● EXERCISE: Search the material below for the word "Weekly". Copy every line that has it.

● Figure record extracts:
........

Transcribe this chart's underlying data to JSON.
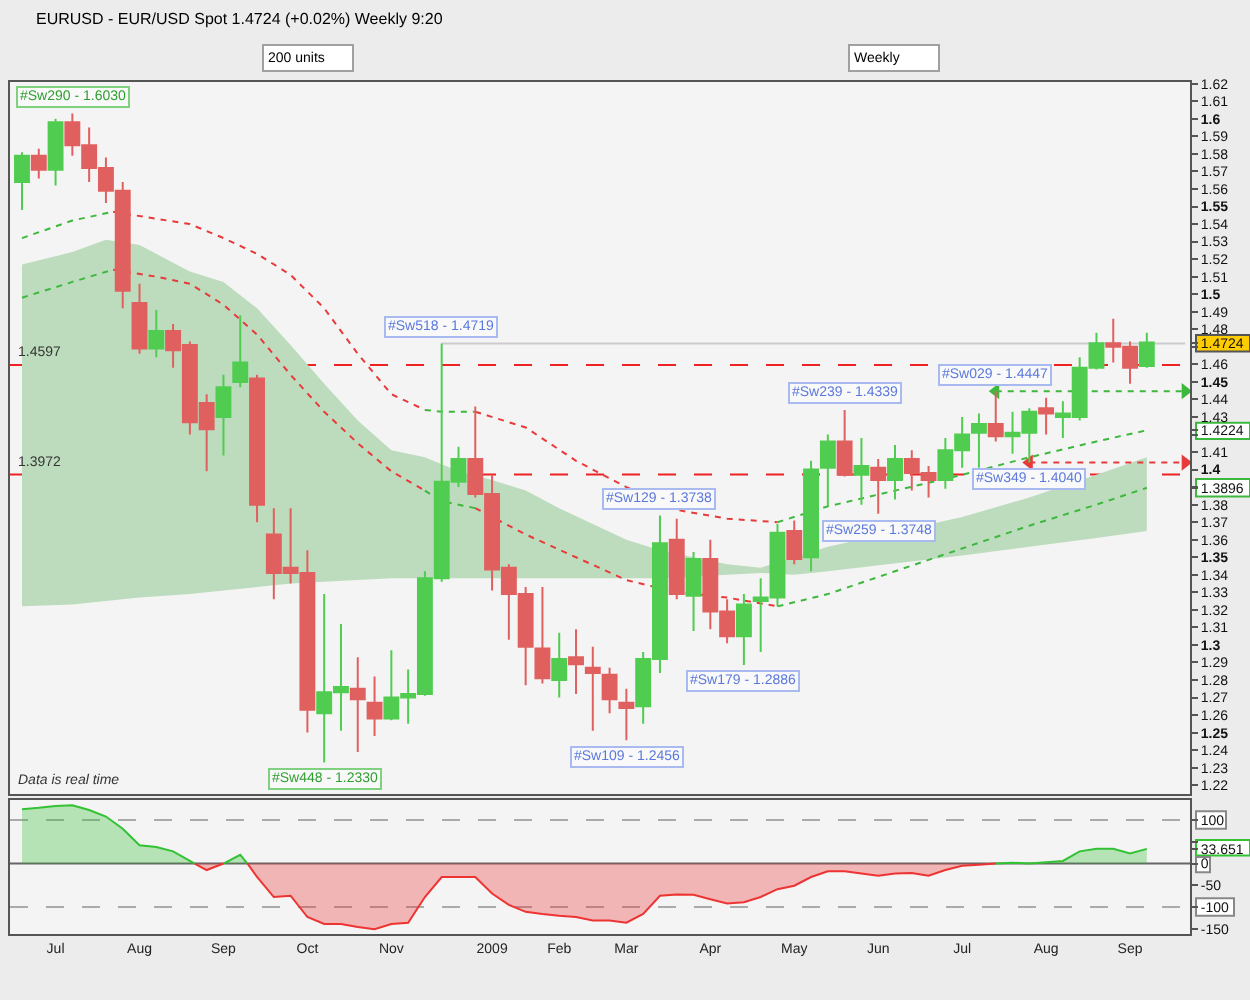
{
  "chart_data": [
    {
      "type": "candlestick",
      "title": "EURUSD - EUR/USD Spot 1.4724 (+0.02%) Weekly 9:20",
      "annotations": [
        "200 units",
        "Weekly",
        "Data is real time",
        {
          "text": "#Sw290 - 1.6030",
          "x": "2008-07-14",
          "y": 1.603
        },
        {
          "text": "#Sw448 - 1.2330",
          "x": "2008-10-27",
          "y": 1.233
        },
        {
          "text": "#Sw518 - 1.4719",
          "x": "2008-12-15",
          "y": 1.4719
        },
        {
          "text": "#Sw109 - 1.2456",
          "x": "2009-03-02",
          "y": 1.2456
        },
        {
          "text": "#Sw129 - 1.3738",
          "x": "2009-03-16",
          "y": 1.3738
        },
        {
          "text": "#Sw179 - 1.2886",
          "x": "2009-04-20",
          "y": 1.2886
        },
        {
          "text": "#Sw239 - 1.4339",
          "x": "2009-06-01",
          "y": 1.4339
        },
        {
          "text": "#Sw259 - 1.3748",
          "x": "2009-06-15",
          "y": 1.3748
        },
        {
          "text": "#Sw029 - 1.4447",
          "x": "2009-08-03",
          "y": 1.4447
        },
        {
          "text": "#Sw349 - 1.4040",
          "x": "2009-08-17",
          "y": 1.404
        }
      ],
      "x": [
        "2008-06-23",
        "2008-06-30",
        "2008-07-07",
        "2008-07-14",
        "2008-07-21",
        "2008-07-28",
        "2008-08-04",
        "2008-08-11",
        "2008-08-18",
        "2008-08-25",
        "2008-09-01",
        "2008-09-08",
        "2008-09-15",
        "2008-09-22",
        "2008-09-29",
        "2008-10-06",
        "2008-10-13",
        "2008-10-20",
        "2008-10-27",
        "2008-11-03",
        "2008-11-10",
        "2008-11-17",
        "2008-11-24",
        "2008-12-01",
        "2008-12-08",
        "2008-12-15",
        "2008-12-22",
        "2008-12-29",
        "2009-01-05",
        "2009-01-12",
        "2009-01-19",
        "2009-01-26",
        "2009-02-02",
        "2009-02-09",
        "2009-02-16",
        "2009-02-23",
        "2009-03-02",
        "2009-03-09",
        "2009-03-16",
        "2009-03-23",
        "2009-03-30",
        "2009-04-06",
        "2009-04-13",
        "2009-04-20",
        "2009-04-27",
        "2009-05-04",
        "2009-05-11",
        "2009-05-18",
        "2009-05-25",
        "2009-06-01",
        "2009-06-08",
        "2009-06-15",
        "2009-06-22",
        "2009-06-29",
        "2009-07-06",
        "2009-07-13",
        "2009-07-20",
        "2009-07-27",
        "2009-08-03",
        "2009-08-10",
        "2009-08-17",
        "2009-08-24",
        "2009-08-31",
        "2009-09-07",
        "2009-09-14",
        "2009-09-21",
        "2009-09-28",
        "2009-10-05"
      ],
      "ohlc": [
        [
          1.564,
          1.581,
          1.548,
          1.579
        ],
        [
          1.579,
          1.583,
          1.566,
          1.571
        ],
        [
          1.571,
          1.6,
          1.562,
          1.598
        ],
        [
          1.598,
          1.603,
          1.579,
          1.585
        ],
        [
          1.585,
          1.595,
          1.564,
          1.572
        ],
        [
          1.572,
          1.578,
          1.552,
          1.559
        ],
        [
          1.559,
          1.564,
          1.492,
          1.502
        ],
        [
          1.495,
          1.506,
          1.466,
          1.469
        ],
        [
          1.469,
          1.491,
          1.464,
          1.479
        ],
        [
          1.479,
          1.483,
          1.458,
          1.468
        ],
        [
          1.471,
          1.473,
          1.42,
          1.427
        ],
        [
          1.438,
          1.443,
          1.399,
          1.423
        ],
        [
          1.43,
          1.454,
          1.408,
          1.447
        ],
        [
          1.45,
          1.488,
          1.447,
          1.461
        ],
        [
          1.452,
          1.454,
          1.37,
          1.38
        ],
        [
          1.363,
          1.378,
          1.326,
          1.341
        ],
        [
          1.344,
          1.378,
          1.335,
          1.341
        ],
        [
          1.341,
          1.354,
          1.25,
          1.263
        ],
        [
          1.261,
          1.329,
          1.233,
          1.273
        ],
        [
          1.273,
          1.312,
          1.251,
          1.276
        ],
        [
          1.275,
          1.293,
          1.239,
          1.269
        ],
        [
          1.267,
          1.282,
          1.248,
          1.258
        ],
        [
          1.258,
          1.297,
          1.257,
          1.27
        ],
        [
          1.27,
          1.286,
          1.255,
          1.272
        ],
        [
          1.272,
          1.342,
          1.271,
          1.338
        ],
        [
          1.338,
          1.4719,
          1.336,
          1.393
        ],
        [
          1.393,
          1.413,
          1.39,
          1.406
        ],
        [
          1.406,
          1.436,
          1.384,
          1.386
        ],
        [
          1.386,
          1.397,
          1.331,
          1.343
        ],
        [
          1.344,
          1.346,
          1.303,
          1.329
        ],
        [
          1.329,
          1.333,
          1.277,
          1.299
        ],
        [
          1.298,
          1.333,
          1.278,
          1.281
        ],
        [
          1.28,
          1.307,
          1.27,
          1.292
        ],
        [
          1.293,
          1.309,
          1.272,
          1.289
        ],
        [
          1.287,
          1.299,
          1.251,
          1.284
        ],
        [
          1.283,
          1.287,
          1.261,
          1.269
        ],
        [
          1.267,
          1.275,
          1.2456,
          1.264
        ],
        [
          1.265,
          1.296,
          1.255,
          1.292
        ],
        [
          1.292,
          1.3738,
          1.284,
          1.358
        ],
        [
          1.36,
          1.372,
          1.326,
          1.329
        ],
        [
          1.328,
          1.353,
          1.308,
          1.349
        ],
        [
          1.349,
          1.36,
          1.309,
          1.319
        ],
        [
          1.319,
          1.326,
          1.301,
          1.305
        ],
        [
          1.305,
          1.329,
          1.2886,
          1.323
        ],
        [
          1.325,
          1.338,
          1.296,
          1.327
        ],
        [
          1.327,
          1.369,
          1.322,
          1.364
        ],
        [
          1.365,
          1.371,
          1.346,
          1.349
        ],
        [
          1.35,
          1.405,
          1.342,
          1.4
        ],
        [
          1.401,
          1.42,
          1.379,
          1.416
        ],
        [
          1.416,
          1.4339,
          1.396,
          1.397
        ],
        [
          1.397,
          1.418,
          1.38,
          1.402
        ],
        [
          1.401,
          1.406,
          1.3748,
          1.394
        ],
        [
          1.394,
          1.414,
          1.383,
          1.406
        ],
        [
          1.406,
          1.411,
          1.388,
          1.398
        ],
        [
          1.398,
          1.402,
          1.384,
          1.394
        ],
        [
          1.394,
          1.418,
          1.389,
          1.411
        ],
        [
          1.411,
          1.43,
          1.401,
          1.42
        ],
        [
          1.421,
          1.432,
          1.401,
          1.426
        ],
        [
          1.426,
          1.4447,
          1.416,
          1.419
        ],
        [
          1.419,
          1.433,
          1.409,
          1.421
        ],
        [
          1.421,
          1.435,
          1.404,
          1.433
        ],
        [
          1.435,
          1.441,
          1.42,
          1.432
        ],
        [
          1.43,
          1.439,
          1.418,
          1.432
        ],
        [
          1.43,
          1.464,
          1.428,
          1.458
        ],
        [
          1.458,
          1.478,
          1.457,
          1.472
        ],
        [
          1.472,
          1.486,
          1.461,
          1.47
        ],
        [
          1.47,
          1.473,
          1.449,
          1.458
        ],
        [
          1.459,
          1.478,
          1.458,
          1.4724
        ]
      ],
      "colors": [
        "#50cd50",
        "#e0605f",
        "#50cd50",
        "#e0605f",
        "#e0605f",
        "#e0605f",
        "#e0605f",
        "#e0605f",
        "#50cd50",
        "#e0605f",
        "#e0605f",
        "#e0605f",
        "#50cd50",
        "#50cd50",
        "#e0605f",
        "#e0605f",
        "#e0605f",
        "#e0605f",
        "#50cd50",
        "#50cd50",
        "#e0605f",
        "#e0605f",
        "#50cd50",
        "#50cd50",
        "#50cd50",
        "#50cd50",
        "#50cd50",
        "#e0605f",
        "#e0605f",
        "#e0605f",
        "#e0605f",
        "#e0605f",
        "#50cd50",
        "#e0605f",
        "#e0605f",
        "#e0605f",
        "#e0605f",
        "#50cd50",
        "#50cd50",
        "#e0605f",
        "#50cd50",
        "#e0605f",
        "#e0605f",
        "#50cd50",
        "#50cd50",
        "#50cd50",
        "#e0605f",
        "#50cd50",
        "#50cd50",
        "#e0605f",
        "#50cd50",
        "#e0605f",
        "#50cd50",
        "#e0605f",
        "#e0605f",
        "#50cd50",
        "#50cd50",
        "#50cd50",
        "#e0605f",
        "#50cd50",
        "#50cd50",
        "#e0605f",
        "#50cd50",
        "#50cd50",
        "#50cd50",
        "#e0605f",
        "#e0605f",
        "#50cd50"
      ],
      "series": [
        {
          "type": "line",
          "color": "#bddcbd",
          "x": [
            "2008-06-23",
            "2008-07-14",
            "2008-07-28",
            "2008-08-11",
            "2008-09-01",
            "2008-09-15",
            "2008-09-29",
            "2008-10-13",
            "2008-10-27",
            "2008-11-10",
            "2008-11-24",
            "2008-12-08",
            "2008-12-22",
            "2009-01-05",
            "2009-01-19",
            "2009-02-02",
            "2009-02-16",
            "2009-03-02",
            "2009-03-16",
            "2009-03-30",
            "2009-04-13",
            "2009-04-27",
            "2009-05-11",
            "2009-05-25",
            "2009-07-20",
            "2009-08-17",
            "2009-09-14",
            "2009-10-05"
          ],
          "values": [
            null,
            null,
            null,
            null,
            null,
            null,
            null,
            null,
            null,
            null,
            null,
            null,
            null,
            null,
            null,
            null,
            null,
            null,
            null,
            null,
            null,
            null,
            null,
            null,
            null,
            null,
            null,
            null
          ],
          "lower": [
            1.322,
            1.323,
            1.325,
            1.327,
            1.329,
            1.331,
            1.333,
            1.335,
            1.336,
            1.337,
            1.338,
            1.338,
            1.338,
            1.338,
            1.338,
            1.338,
            1.338,
            1.338,
            1.338,
            1.339,
            1.34,
            1.341,
            1.34,
            1.342,
            1.351,
            1.356,
            1.361,
            1.365
          ],
          "upper": [
            1.517,
            1.524,
            1.531,
            1.528,
            1.513,
            1.507,
            1.492,
            1.471,
            1.449,
            1.428,
            1.411,
            1.407,
            1.399,
            1.394,
            1.388,
            1.378,
            1.369,
            1.36,
            1.354,
            1.35,
            1.346,
            1.344,
            1.35,
            1.356,
            1.373,
            1.384,
            1.397,
            1.407
          ]
        },
        {
          "type": "line",
          "color": "#cccccc",
          "x": [
            "2008-12-15",
            "2009-10-21"
          ],
          "values": [
            1.4719,
            1.4719
          ]
        },
        {
          "type": "line",
          "color": "#3cb83c",
          "line_style": "dotted",
          "x": [
            "2008-06-23",
            "2008-07-14",
            "2008-07-31"
          ],
          "values": [
            1.532,
            1.542,
            1.547
          ]
        },
        {
          "type": "line",
          "color": "#e83a3a",
          "line_style": "dotted",
          "x": [
            "2008-07-31",
            "2008-08-18",
            "2008-09-01",
            "2008-09-15",
            "2008-09-29",
            "2008-10-13",
            "2008-10-27",
            "2008-11-10",
            "2008-11-24",
            "2008-12-08"
          ],
          "values": [
            1.547,
            1.543,
            1.54,
            1.532,
            1.523,
            1.511,
            1.492,
            1.466,
            1.443,
            1.434
          ]
        },
        {
          "type": "line",
          "color": "#3cb83c",
          "line_style": "dotted",
          "x": [
            "2008-12-08",
            "2008-12-15",
            "2008-12-29"
          ],
          "values": [
            1.434,
            1.433,
            1.433
          ]
        },
        {
          "type": "line",
          "color": "#e83a3a",
          "line_style": "dotted",
          "x": [
            "2008-12-29",
            "2009-01-19",
            "2009-02-09",
            "2009-03-02",
            "2009-03-23",
            "2009-04-13",
            "2009-05-04"
          ],
          "values": [
            1.433,
            1.424,
            1.405,
            1.39,
            1.377,
            1.372,
            1.37
          ]
        },
        {
          "type": "line",
          "color": "#3cb83c",
          "line_style": "dotted",
          "x": [
            "2009-05-04",
            "2009-05-25",
            "2009-06-22",
            "2009-07-20",
            "2009-08-17",
            "2009-09-14",
            "2009-10-05"
          ],
          "values": [
            1.37,
            1.379,
            1.388,
            1.397,
            1.407,
            1.416,
            1.4224
          ]
        },
        {
          "type": "line",
          "color": "#3cb83c",
          "line_style": "dotted",
          "x": [
            "2008-06-23",
            "2008-07-14",
            "2008-07-31"
          ],
          "values": [
            1.498,
            1.507,
            1.514
          ]
        },
        {
          "type": "line",
          "color": "#e83a3a",
          "line_style": "dotted",
          "x": [
            "2008-07-31",
            "2008-08-18",
            "2008-09-01",
            "2008-09-15",
            "2008-09-29",
            "2008-10-13",
            "2008-10-27",
            "2008-11-10",
            "2008-11-24",
            "2008-12-08"
          ],
          "values": [
            1.514,
            1.51,
            1.506,
            1.494,
            1.477,
            1.454,
            1.433,
            1.415,
            1.399,
            1.388
          ]
        },
        {
          "type": "line",
          "color": "#3cb83c",
          "line_style": "dotted",
          "x": [
            "2008-12-08",
            "2008-12-15",
            "2008-12-29"
          ],
          "values": [
            1.388,
            1.382,
            1.378
          ]
        },
        {
          "type": "line",
          "color": "#e83a3a",
          "line_style": "dotted",
          "x": [
            "2008-12-29",
            "2009-01-19",
            "2009-02-09",
            "2009-03-02",
            "2009-03-23",
            "2009-04-13",
            "2009-05-04"
          ],
          "values": [
            1.378,
            1.363,
            1.35,
            1.337,
            1.33,
            1.327,
            1.322
          ]
        },
        {
          "type": "line",
          "color": "#3cb83c",
          "line_style": "dotted",
          "x": [
            "2009-05-04",
            "2009-05-25",
            "2009-06-22",
            "2009-07-20",
            "2009-08-17",
            "2009-09-14",
            "2009-10-05"
          ],
          "values": [
            1.322,
            1.329,
            1.342,
            1.355,
            1.368,
            1.38,
            1.3896
          ]
        },
        {
          "type": "line",
          "color": "#3cb83c",
          "line_style": "dotted",
          "marker": "triangle",
          "x": [
            "2009-08-03",
            "2009-10-21"
          ],
          "values": [
            1.4447,
            1.4447
          ]
        },
        {
          "type": "line",
          "color": "#e83a3a",
          "line_style": "dotted",
          "marker": "triangle",
          "x": [
            "2009-08-17",
            "2009-10-21"
          ],
          "values": [
            1.404,
            1.404
          ]
        }
      ],
      "ref_lines": [
        {
          "axis": "y",
          "value": 1.4597,
          "label": "1.4597",
          "color": "#ee2222",
          "line_style": "dashed"
        },
        {
          "axis": "y",
          "value": 1.3972,
          "label": "1.3972",
          "color": "#ee2222",
          "line_style": "dashed"
        }
      ],
      "xlim": [
        "2008-06-18",
        "2009-10-23"
      ],
      "ylim": [
        1.215,
        1.621
      ],
      "yticks": [
        1.22,
        1.23,
        1.24,
        1.25,
        1.26,
        1.27,
        1.28,
        1.29,
        1.3,
        1.31,
        1.32,
        1.33,
        1.34,
        1.35,
        1.36,
        1.37,
        1.38,
        1.3896,
        {
          "value": 1.39,
          "label": null
        },
        1.4,
        1.41,
        {
          "value": 1.42,
          "label": null
        },
        1.4224,
        1.43,
        1.44,
        1.45,
        1.46,
        {
          "value": 1.47,
          "label": null
        },
        1.4724,
        1.48,
        1.49,
        1.5,
        1.51,
        1.52,
        1.53,
        1.54,
        1.55,
        1.56,
        1.57,
        1.58,
        1.59,
        1.6,
        1.61,
        1.62
      ],
      "tick_labels": "y"
    },
    {
      "type": "area",
      "series": [
        {
          "color": "#33c233",
          "x": [
            "2008-06-23",
            "2008-06-30",
            "2008-07-07",
            "2008-07-14",
            "2008-07-21",
            "2008-07-28",
            "2008-08-04",
            "2008-08-11",
            "2008-08-18",
            "2008-08-25",
            "2008-09-01",
            "2008-09-03"
          ],
          "values": [
            125,
            128,
            132,
            134,
            123,
            108,
            80,
            42,
            38,
            28,
            6,
            0
          ]
        },
        {
          "color": "#ee3333",
          "x": [
            "2008-09-03",
            "2008-09-08",
            "2008-09-15"
          ],
          "values": [
            0,
            -15,
            0
          ]
        },
        {
          "color": "#33c233",
          "x": [
            "2008-09-15",
            "2008-09-22",
            "2008-09-25"
          ],
          "values": [
            0,
            20,
            0
          ]
        },
        {
          "color": "#ee3333",
          "x": [
            "2008-09-25",
            "2008-09-29",
            "2008-10-06",
            "2008-10-13",
            "2008-10-20",
            "2008-10-27",
            "2008-11-03",
            "2008-11-10",
            "2008-11-17",
            "2008-11-24",
            "2008-12-01",
            "2008-12-08",
            "2008-12-15",
            "2008-12-22",
            "2008-12-29",
            "2009-01-05",
            "2009-01-12",
            "2009-01-19",
            "2009-01-26",
            "2009-02-02",
            "2009-02-09",
            "2009-02-16",
            "2009-02-23",
            "2009-03-02",
            "2009-03-09",
            "2009-03-16",
            "2009-03-23",
            "2009-03-30",
            "2009-04-06",
            "2009-04-13",
            "2009-04-20",
            "2009-04-27",
            "2009-05-04",
            "2009-05-11",
            "2009-05-18",
            "2009-05-25",
            "2009-06-01",
            "2009-06-08",
            "2009-06-15",
            "2009-06-22",
            "2009-06-29",
            "2009-07-06",
            "2009-07-13",
            "2009-07-20",
            "2009-07-27",
            "2009-08-03"
          ],
          "values": [
            0,
            -31,
            -77,
            -74,
            -123,
            -139,
            -139,
            -146,
            -151,
            -139,
            -136,
            -77,
            -31,
            -31,
            -31,
            -69,
            -95,
            -111,
            -116,
            -120,
            -123,
            -131,
            -131,
            -136,
            -116,
            -74,
            -71,
            -72,
            -82,
            -92,
            -89,
            -77,
            -59,
            -51,
            -31,
            -18,
            -18,
            -23,
            -28,
            -23,
            -22,
            -28,
            -15,
            -5,
            -3,
            0
          ]
        },
        {
          "color": "#33c233",
          "x": [
            "2009-08-03",
            "2009-08-10",
            "2009-08-17",
            "2009-08-24",
            "2009-08-31",
            "2009-09-07",
            "2009-09-14",
            "2009-09-21",
            "2009-09-28",
            "2009-10-05"
          ],
          "values": [
            0,
            2,
            0,
            3,
            6,
            28,
            34,
            34,
            23,
            33.651
          ]
        }
      ],
      "ref_lines": [
        {
          "axis": "y",
          "value": 100,
          "color": "#aaaaaa",
          "line_style": "dashed"
        },
        {
          "axis": "y",
          "value": 0,
          "color": "#666666"
        },
        {
          "axis": "y",
          "value": -100,
          "color": "#aaaaaa",
          "line_style": "dashed"
        }
      ],
      "xlim": [
        "2008-06-18",
        "2009-10-23"
      ],
      "xticks": [
        {
          "value": "2008-07-07",
          "label": "Jul"
        },
        {
          "value": "2008-08-11",
          "label": "Aug"
        },
        {
          "value": "2008-09-15",
          "label": "Sep"
        },
        {
          "value": "2008-10-20",
          "label": "Oct"
        },
        {
          "value": "2008-11-24",
          "label": "Nov"
        },
        {
          "value": "2009-01-05",
          "label": "2009"
        },
        {
          "value": "2009-02-02",
          "label": "Feb"
        },
        {
          "value": "2009-03-02",
          "label": "Mar"
        },
        {
          "value": "2009-04-06",
          "label": "Apr"
        },
        {
          "value": "2009-05-11",
          "label": "May"
        },
        {
          "value": "2009-06-15",
          "label": "Jun"
        },
        {
          "value": "2009-07-20",
          "label": "Jul"
        },
        {
          "value": "2009-08-24",
          "label": "Aug"
        },
        {
          "value": "2009-09-28",
          "label": "Sep"
        }
      ],
      "ylim": [
        -162,
        146
      ],
      "yticks": [
        100,
        {
          "value": 50,
          "label": null
        },
        33.651,
        0,
        -50,
        -100,
        -150
      ]
    }
  ]
}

........

● SOLUTION TO THIS EXERCISE:
      "title": "EURUSD - EUR/USD Spot 1.4724 (+0.02%) Weekly 9:20",
        "Weekly",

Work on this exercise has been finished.